== TASK STATEMENT ==
Any picture among the records should be left out, please; retype the rest exactly.

== SOURCE RECORDS ==
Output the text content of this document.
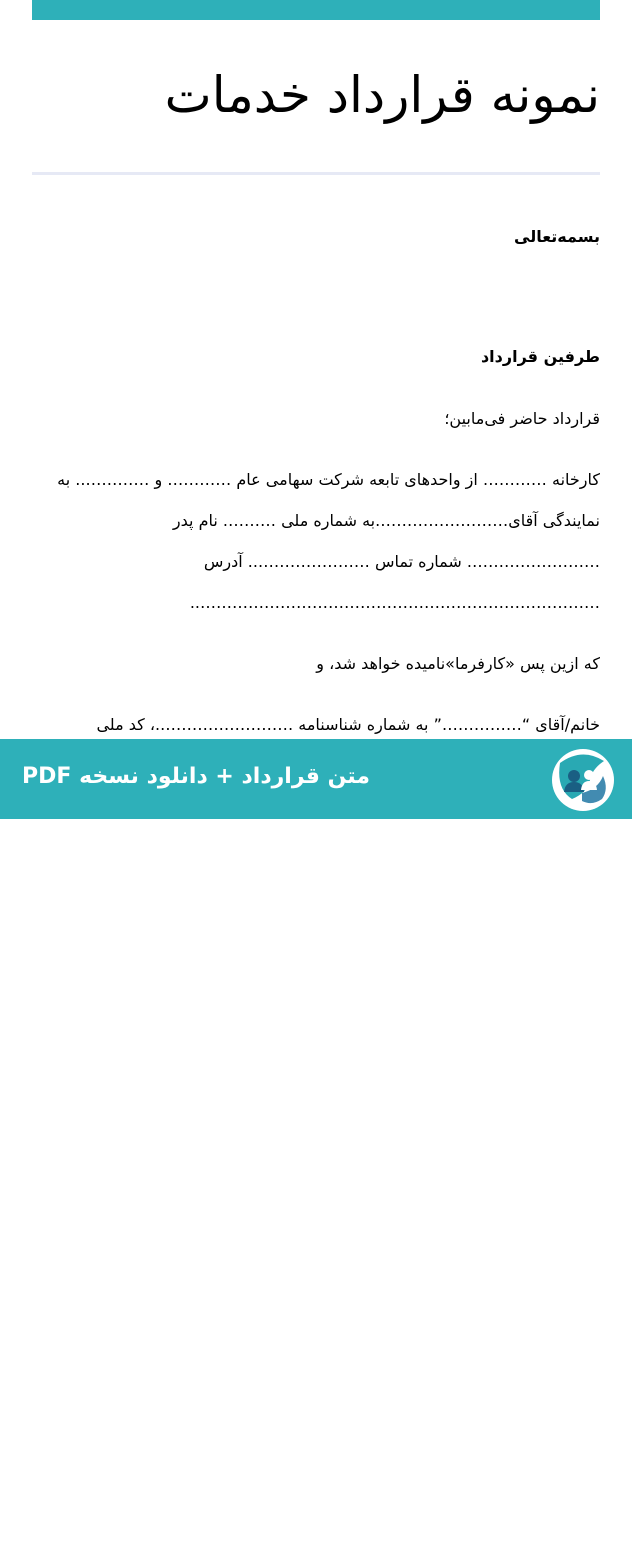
نمونه قرارداد خدمات
بسمه‌تعالی
طرفین قرارداد
قرارداد حاضر فی‌مابین؛
کارخانه ………… از واحدهای تابعه شرکت سهامی عام ………… و ………….. به
نمایندگی آقای…………………….به شماره ملی ………. نام پدر
……………………. شماره تماس ………………….. آدرس
…………………………………………………………………..
که ازین پس «کارفرما»نامیده خواهد شد، و
خانم/آقای “……………” به شماره شناسنامه ……………………..، کد ملی
متن قرارداد + دانلود نسخه PDF
ر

== ANSWER TO THIS TASK ==
Output the text content of this document.
نمونه قرارداد خدمات
بسمه‌تعالی
طرفین قرارداد
قرارداد حاضر فی‌مابین؛
کارخانه ………… از واحدهای تابعه شرکت سهامی عام ………… و ………….. به
نمایندگی آقای…………………….به شماره ملی ………. نام پدر
……………………. شماره تماس ………………….. آدرس
…………………………………………………………………..
که ازین پس «کارفرما»نامیده خواهد شد، و
خانم/آقای “……………” به شماره شناسنامه ……………………..، کد ملی
متن قرارداد + دانلود نسخه PDF
ر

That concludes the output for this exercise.